Selected excerpt:
[start]
[SciPy-User] Creating meshgrid from meshgrid

classic Classic list List threaded Threaded
5 messages Options
Reply | Threaded
Open this post in threaded view
|

[SciPy-User] Creating meshgrid from meshgrid

Florian Lindner
Hello,

yes, the subject sound a bit weird...

I have two arrays of size N (let's say 2 arrays of length 4) that I combine using np.meshgrid

xxA, yyA = np.meshgrid(xA, yA)
xxB, yyB = np.meshgrid(xB, yB)

which gives me two meshes

xx.shape = yy.shape = (4,4)
which represent a N-dimensional mesh with 16 elements.

Now I want to evaluate a function f on every possible pair of N-dimensional points in the grid, resulting in a 16 x 16
matrix:

in a flattened notation, pA = (xxA, yyA)

f(pA[1]-pB[1]) f(pA[1]-pB[2]) f(pA[1]-pB[3]) ...
f(pA[2]-pB[1]) f(pA[2]-pB[2]) f(pA[2]-pB[3]) ...
f(pA[3]-pB[1]) f(pA[3]-pB[2]) f(pA[3]-pB[3]) ...
.
.
.


Let's say xA = yA = [1,2,3] and xB = yB = [10,20,30]

that gives me a mesh A:

(1,3) (2,3) (3,3)
(1,2) (2,2) (3,2)
(1,1) (2,1) (3,1)

and a mesh B alike.

My result matrix now should be of size 9 x 9:

f( (1,3), (10,30) ) f( (2,3), (20,30) ) f( (3,3), (30, 30) )
f( (1,2), (10,20) ) f( (2,2), (20,20) ) f( (3,2), (30, 20) )
...


f always takes two N-dimensional vectors and returns a scalar.

I hope I was able to explain what I want to achieve.

What is the best way to do that in numpy/scipy?

As long as the meshes itself are 1-d I did it like that:

mgrid = np.meshgrid([1,2,3], [10,20,30])
A = f( np.abs(mgrid[0] - mgrid[1]) )

Thanks,
Florian
_______________________________________________
SciPy-User mailing list
[hidden email]
https://mail.python.org/mailman/listinfo/scipy-user
Reply | Threaded
Open this post in threaded view
|

Re: Creating meshgrid from meshgrid

Chris Barker - NOAA Federal
I'm confused as to what you are trying to do.

Meshgrid is used to create a regular grid when you have a vectors of the axes.

It support 2 or more dimensions.

I have two arrays of size N (let's say 2 arrays of length 4) that I combine using np.meshgrid

xxA, yyA = np.meshgrid(xA, yA)
[end]
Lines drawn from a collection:
[start]
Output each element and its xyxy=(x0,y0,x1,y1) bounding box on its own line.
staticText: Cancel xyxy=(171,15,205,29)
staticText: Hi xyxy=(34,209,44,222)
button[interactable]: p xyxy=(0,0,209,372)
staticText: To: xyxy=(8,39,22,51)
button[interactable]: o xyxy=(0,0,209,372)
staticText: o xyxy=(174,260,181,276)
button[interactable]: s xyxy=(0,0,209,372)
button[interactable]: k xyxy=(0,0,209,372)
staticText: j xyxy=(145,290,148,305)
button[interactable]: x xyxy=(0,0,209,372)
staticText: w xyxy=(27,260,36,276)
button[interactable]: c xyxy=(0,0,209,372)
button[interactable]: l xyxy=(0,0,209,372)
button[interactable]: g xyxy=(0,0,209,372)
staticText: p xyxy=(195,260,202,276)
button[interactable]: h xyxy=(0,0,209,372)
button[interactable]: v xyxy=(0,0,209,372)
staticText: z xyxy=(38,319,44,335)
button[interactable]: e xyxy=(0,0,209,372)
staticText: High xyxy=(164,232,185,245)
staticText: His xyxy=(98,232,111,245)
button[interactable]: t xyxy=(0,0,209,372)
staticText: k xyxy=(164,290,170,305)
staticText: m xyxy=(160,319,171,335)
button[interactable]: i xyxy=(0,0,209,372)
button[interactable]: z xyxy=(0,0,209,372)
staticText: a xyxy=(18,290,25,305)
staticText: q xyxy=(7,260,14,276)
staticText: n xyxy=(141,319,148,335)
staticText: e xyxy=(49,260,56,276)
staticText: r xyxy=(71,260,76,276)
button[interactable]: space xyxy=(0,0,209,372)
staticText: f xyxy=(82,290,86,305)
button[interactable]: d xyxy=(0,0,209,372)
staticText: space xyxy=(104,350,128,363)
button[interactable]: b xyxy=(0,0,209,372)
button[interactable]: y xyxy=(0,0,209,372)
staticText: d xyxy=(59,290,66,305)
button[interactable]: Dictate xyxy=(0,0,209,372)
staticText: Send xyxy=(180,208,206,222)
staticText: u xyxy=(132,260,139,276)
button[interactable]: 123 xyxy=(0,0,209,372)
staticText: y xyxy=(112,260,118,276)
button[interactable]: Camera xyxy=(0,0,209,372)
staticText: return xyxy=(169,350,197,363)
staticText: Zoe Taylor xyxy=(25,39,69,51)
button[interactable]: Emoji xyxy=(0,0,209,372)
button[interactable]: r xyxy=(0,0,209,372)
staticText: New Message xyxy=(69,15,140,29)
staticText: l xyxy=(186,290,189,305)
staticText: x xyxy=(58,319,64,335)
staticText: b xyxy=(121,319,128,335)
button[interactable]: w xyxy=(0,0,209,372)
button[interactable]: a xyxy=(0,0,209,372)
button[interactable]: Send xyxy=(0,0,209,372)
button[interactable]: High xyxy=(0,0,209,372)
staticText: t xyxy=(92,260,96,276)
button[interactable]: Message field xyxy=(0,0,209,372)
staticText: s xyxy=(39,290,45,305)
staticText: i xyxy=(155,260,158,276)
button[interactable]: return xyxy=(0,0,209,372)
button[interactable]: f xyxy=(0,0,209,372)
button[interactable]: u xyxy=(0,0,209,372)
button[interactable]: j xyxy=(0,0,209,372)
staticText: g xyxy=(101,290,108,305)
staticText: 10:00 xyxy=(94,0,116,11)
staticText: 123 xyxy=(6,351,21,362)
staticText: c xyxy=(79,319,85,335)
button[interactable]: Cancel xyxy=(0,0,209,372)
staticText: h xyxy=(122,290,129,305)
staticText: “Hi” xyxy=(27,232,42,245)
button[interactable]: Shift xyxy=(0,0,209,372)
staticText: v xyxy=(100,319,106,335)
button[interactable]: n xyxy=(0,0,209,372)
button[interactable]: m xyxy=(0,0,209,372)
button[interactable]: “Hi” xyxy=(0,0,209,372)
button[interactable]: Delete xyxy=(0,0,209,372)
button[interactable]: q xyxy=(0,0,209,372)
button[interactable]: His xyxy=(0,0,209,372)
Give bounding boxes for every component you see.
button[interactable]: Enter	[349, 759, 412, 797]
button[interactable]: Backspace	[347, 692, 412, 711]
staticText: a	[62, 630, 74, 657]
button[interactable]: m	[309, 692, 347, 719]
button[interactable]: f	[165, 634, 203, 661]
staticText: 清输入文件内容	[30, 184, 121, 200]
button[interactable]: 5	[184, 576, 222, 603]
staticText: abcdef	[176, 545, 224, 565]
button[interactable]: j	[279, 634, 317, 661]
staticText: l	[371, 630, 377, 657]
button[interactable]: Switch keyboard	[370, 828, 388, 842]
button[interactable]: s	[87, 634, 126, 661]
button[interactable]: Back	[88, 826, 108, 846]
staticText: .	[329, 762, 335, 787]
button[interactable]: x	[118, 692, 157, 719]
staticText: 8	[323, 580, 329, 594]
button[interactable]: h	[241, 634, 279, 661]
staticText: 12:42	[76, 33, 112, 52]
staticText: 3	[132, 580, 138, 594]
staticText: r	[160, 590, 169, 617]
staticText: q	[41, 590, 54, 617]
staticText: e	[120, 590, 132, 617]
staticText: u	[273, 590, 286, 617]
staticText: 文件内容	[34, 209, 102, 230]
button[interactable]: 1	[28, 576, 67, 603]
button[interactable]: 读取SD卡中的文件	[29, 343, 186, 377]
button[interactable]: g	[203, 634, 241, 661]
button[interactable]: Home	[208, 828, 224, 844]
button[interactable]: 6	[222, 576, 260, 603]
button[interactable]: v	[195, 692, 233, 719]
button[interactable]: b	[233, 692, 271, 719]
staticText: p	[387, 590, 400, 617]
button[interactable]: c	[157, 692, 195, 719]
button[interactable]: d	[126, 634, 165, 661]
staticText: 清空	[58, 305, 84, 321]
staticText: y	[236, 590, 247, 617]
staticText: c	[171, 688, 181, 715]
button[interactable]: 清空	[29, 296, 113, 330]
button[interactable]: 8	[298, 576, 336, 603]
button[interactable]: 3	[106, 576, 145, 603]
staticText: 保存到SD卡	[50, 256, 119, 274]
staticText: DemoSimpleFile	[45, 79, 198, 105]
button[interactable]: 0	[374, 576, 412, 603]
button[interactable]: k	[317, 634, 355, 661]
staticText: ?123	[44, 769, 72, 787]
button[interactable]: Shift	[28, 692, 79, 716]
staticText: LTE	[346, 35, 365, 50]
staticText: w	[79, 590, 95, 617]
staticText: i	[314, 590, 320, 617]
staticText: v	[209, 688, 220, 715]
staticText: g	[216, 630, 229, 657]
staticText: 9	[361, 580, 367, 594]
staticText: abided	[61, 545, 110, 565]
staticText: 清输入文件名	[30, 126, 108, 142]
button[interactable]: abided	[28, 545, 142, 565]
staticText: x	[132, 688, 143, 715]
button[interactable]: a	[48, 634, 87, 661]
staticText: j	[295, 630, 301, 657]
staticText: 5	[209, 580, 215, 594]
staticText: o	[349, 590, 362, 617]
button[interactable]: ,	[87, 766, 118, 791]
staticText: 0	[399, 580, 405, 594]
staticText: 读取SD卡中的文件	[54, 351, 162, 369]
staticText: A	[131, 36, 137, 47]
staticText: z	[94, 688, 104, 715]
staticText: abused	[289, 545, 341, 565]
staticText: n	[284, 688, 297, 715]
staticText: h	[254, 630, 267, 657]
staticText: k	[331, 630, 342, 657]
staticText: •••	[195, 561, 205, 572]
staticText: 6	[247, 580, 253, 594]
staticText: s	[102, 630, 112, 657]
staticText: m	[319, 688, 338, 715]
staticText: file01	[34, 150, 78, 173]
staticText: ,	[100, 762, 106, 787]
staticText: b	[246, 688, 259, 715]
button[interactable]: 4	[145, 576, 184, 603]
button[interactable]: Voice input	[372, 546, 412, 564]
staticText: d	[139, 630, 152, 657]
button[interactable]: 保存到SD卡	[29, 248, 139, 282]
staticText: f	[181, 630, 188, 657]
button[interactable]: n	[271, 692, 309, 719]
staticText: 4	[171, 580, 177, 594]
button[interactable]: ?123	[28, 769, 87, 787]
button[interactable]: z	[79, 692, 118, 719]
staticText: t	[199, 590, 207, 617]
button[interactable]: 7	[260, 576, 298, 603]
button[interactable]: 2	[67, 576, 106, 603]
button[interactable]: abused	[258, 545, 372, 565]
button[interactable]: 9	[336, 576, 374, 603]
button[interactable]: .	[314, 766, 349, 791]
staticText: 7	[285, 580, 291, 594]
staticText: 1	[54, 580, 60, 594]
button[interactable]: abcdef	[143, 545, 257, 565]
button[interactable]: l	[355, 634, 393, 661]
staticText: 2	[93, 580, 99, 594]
[end]
[start]
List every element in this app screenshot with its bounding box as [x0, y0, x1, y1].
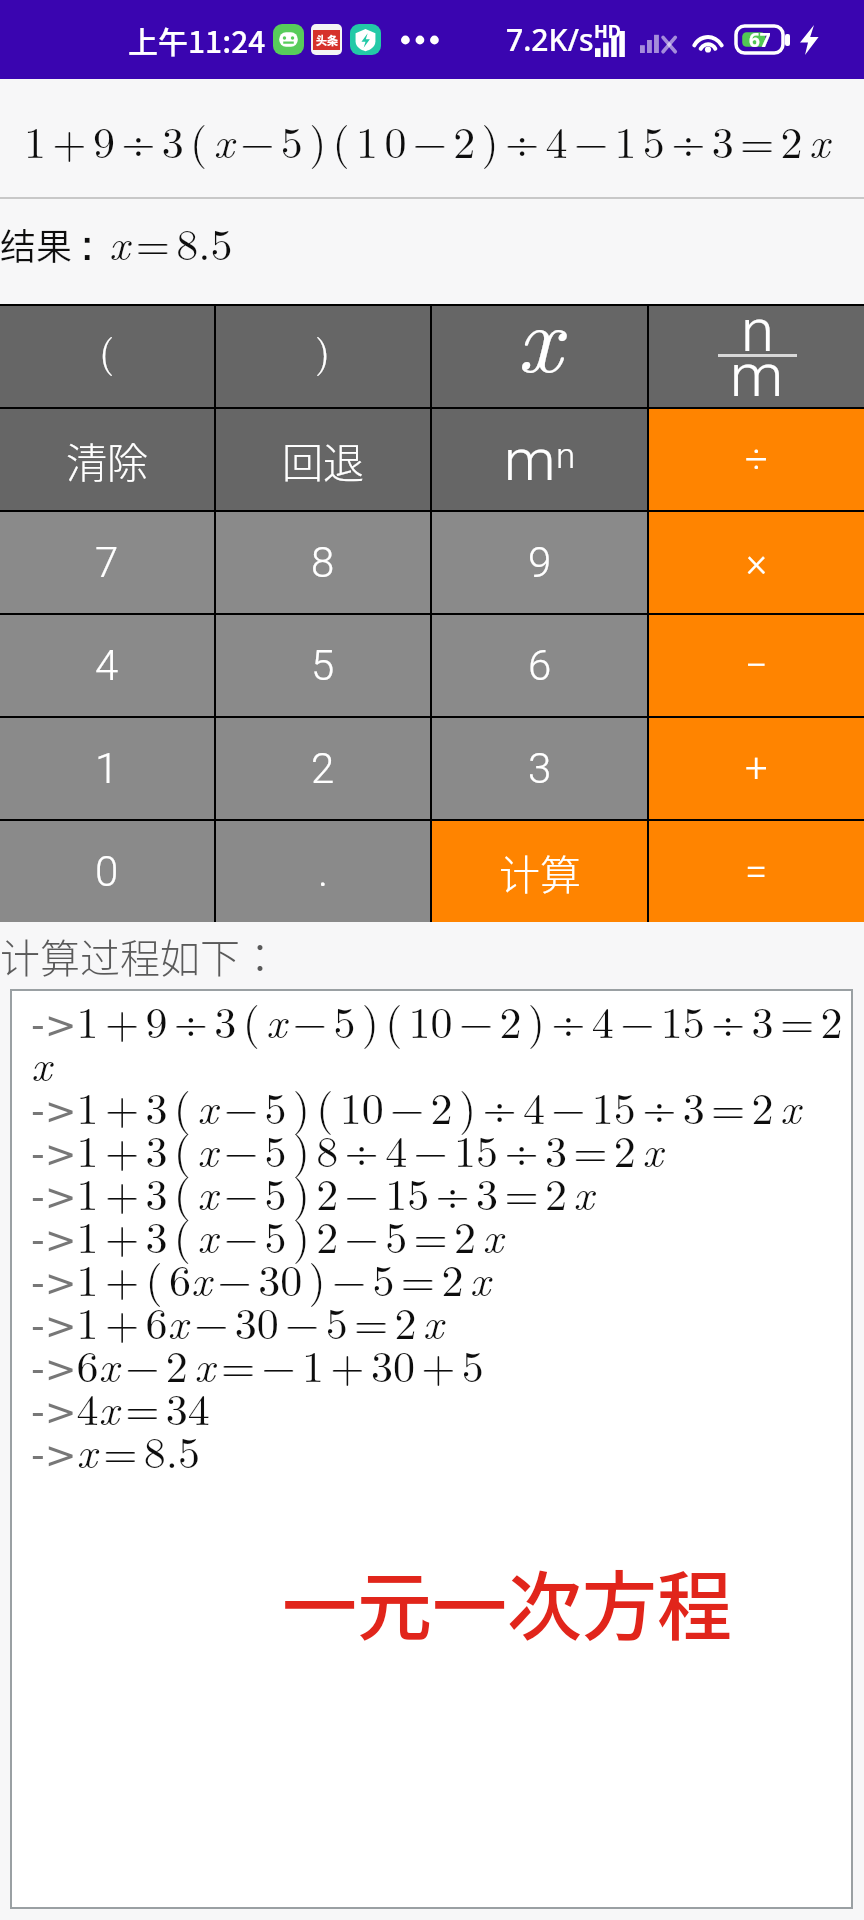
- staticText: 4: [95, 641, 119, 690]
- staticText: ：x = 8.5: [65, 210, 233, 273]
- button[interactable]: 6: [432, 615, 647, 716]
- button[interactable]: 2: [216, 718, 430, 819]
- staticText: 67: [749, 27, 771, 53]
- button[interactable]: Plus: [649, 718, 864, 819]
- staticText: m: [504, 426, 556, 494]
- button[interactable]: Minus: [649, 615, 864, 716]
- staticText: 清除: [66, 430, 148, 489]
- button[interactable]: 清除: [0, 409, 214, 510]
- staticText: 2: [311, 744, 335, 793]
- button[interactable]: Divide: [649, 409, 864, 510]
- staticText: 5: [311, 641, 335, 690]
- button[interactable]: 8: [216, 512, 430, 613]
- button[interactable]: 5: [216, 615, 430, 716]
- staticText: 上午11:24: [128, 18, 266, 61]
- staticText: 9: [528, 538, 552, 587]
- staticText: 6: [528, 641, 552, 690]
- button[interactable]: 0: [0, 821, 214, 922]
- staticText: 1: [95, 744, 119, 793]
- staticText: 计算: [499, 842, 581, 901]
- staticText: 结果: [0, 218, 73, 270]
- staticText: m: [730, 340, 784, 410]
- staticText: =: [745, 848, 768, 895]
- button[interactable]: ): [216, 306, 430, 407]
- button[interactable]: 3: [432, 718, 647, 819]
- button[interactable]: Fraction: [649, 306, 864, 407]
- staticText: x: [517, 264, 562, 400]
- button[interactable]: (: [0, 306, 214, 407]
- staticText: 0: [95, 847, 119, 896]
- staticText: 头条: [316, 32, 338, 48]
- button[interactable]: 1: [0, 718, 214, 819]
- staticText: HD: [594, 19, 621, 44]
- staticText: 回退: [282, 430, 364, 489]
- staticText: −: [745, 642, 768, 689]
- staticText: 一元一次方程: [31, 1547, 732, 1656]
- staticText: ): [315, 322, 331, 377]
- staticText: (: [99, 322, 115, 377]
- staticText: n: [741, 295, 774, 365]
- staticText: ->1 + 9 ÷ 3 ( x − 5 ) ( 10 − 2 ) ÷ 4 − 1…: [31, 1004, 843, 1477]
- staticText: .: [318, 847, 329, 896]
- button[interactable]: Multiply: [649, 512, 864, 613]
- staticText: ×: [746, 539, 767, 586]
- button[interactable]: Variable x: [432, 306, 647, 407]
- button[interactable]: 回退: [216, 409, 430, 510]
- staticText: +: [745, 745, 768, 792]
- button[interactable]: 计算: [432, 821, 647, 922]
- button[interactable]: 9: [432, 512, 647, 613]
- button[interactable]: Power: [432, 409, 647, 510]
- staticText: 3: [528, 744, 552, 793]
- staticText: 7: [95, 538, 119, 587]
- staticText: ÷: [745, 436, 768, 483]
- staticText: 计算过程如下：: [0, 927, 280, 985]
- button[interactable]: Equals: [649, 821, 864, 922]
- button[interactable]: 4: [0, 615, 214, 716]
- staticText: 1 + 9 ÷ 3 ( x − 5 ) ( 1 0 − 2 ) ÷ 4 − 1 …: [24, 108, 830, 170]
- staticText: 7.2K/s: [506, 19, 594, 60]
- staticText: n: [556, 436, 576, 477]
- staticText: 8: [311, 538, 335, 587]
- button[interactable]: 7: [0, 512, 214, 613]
[end]
What you have to do:
Translate this sentence from the mailing-list thread about meshgrid into Spanish: "f always takes two N-dimensional vectors and returns a scalar." None of these lines matter for what comes next.

The solution:
f siempre toma dos vectores N-dimensionales y devuelve un escalar.